Identify the lines that contain the word "between" and copy each one.

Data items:
# # # # #
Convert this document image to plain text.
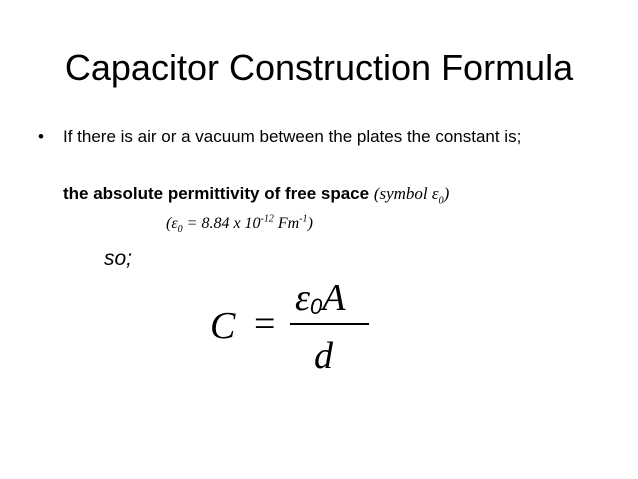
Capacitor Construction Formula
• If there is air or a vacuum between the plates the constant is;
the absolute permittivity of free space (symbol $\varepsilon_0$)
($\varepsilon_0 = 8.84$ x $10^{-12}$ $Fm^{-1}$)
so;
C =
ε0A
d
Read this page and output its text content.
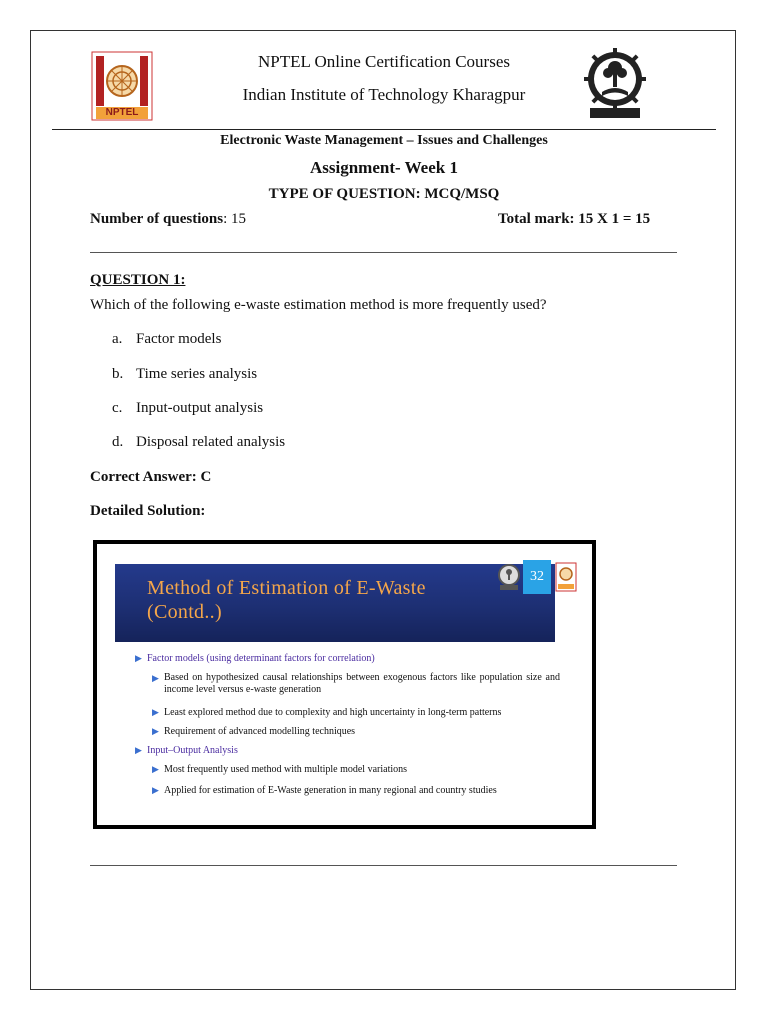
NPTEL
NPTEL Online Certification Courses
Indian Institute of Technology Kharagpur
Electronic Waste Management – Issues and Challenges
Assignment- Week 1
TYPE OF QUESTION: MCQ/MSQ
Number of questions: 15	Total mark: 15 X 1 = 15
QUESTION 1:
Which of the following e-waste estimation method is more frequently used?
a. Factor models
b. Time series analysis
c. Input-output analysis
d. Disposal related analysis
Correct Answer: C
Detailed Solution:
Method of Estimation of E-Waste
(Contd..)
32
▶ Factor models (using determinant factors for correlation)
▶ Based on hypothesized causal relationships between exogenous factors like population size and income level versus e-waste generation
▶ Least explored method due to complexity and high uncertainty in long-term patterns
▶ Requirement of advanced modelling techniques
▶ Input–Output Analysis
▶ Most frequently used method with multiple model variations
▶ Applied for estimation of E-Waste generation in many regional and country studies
# # # # #
> Response:
• If there is air or a vacuum between the plates the constant is;
▶ Based on hypothesized causal relationships between exogenous factors like population size and income level versus e-waste generation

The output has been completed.